**What the exercise asks:**
Each record is to be printed again precisely as it reads.
— BEGIN Material for this exercise —
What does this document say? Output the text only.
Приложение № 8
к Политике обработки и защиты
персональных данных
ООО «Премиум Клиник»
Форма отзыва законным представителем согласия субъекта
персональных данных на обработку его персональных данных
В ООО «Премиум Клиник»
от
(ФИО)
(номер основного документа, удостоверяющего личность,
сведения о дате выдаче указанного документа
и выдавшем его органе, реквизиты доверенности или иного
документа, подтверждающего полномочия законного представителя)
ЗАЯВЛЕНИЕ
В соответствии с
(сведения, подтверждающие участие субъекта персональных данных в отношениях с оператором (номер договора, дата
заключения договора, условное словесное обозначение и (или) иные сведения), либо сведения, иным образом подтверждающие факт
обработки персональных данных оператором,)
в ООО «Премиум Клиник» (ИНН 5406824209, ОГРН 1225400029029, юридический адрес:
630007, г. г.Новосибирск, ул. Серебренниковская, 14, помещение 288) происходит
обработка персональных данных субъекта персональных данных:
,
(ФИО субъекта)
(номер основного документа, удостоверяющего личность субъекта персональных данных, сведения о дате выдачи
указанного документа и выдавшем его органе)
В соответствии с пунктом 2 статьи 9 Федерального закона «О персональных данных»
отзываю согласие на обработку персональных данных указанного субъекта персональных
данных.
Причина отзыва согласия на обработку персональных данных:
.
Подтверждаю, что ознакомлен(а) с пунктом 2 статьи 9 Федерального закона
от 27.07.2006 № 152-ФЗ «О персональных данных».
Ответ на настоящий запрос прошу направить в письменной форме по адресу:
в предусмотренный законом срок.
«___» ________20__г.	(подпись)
— END Material for this exercise —
**Solution below:**
What does this document say? Output the text only.
Приложение № 8
к Политике обработки и защиты
персональных данных
ООО «Премиум Клиник»
Форма отзыва законным представителем согласия субъекта
персональных данных на обработку его персональных данных
В ООО «Премиум Клиник»
от
(ФИО)
(номер основного документа, удостоверяющего личность,
сведения о дате выдаче указанного документа
и выдавшем его органе, реквизиты доверенности или иного
документа, подтверждающего полномочия законного представителя)
ЗАЯВЛЕНИЕ
В соответствии с
(сведения, подтверждающие участие субъекта персональных данных в отношениях с оператором (номер договора, дата
заключения договора, условное словесное обозначение и (или) иные сведения), либо сведения, иным образом подтверждающие факт
обработки персональных данных оператором,)
в ООО «Премиум Клиник» (ИНН 5406824209, ОГРН 1225400029029, юридический адрес:
630007, г. г.Новосибирск, ул. Серебренниковская, 14, помещение 288) происходит
обработка персональных данных субъекта персональных данных:
,
(ФИО субъекта)
(номер основного документа, удостоверяющего личность субъекта персональных данных, сведения о дате выдачи
указанного документа и выдавшем его органе)
В соответствии с пунктом 2 статьи 9 Федерального закона «О персональных данных»
отзываю согласие на обработку персональных данных указанного субъекта персональных
данных.
Причина отзыва согласия на обработку персональных данных:
.
Подтверждаю, что ознакомлен(а) с пунктом 2 статьи 9 Федерального закона
от 27.07.2006 № 152-ФЗ «О персональных данных».
Ответ на настоящий запрос прошу направить в письменной форме по адресу:
в предусмотренный законом срок.
«___» ________20__г.	(подпись)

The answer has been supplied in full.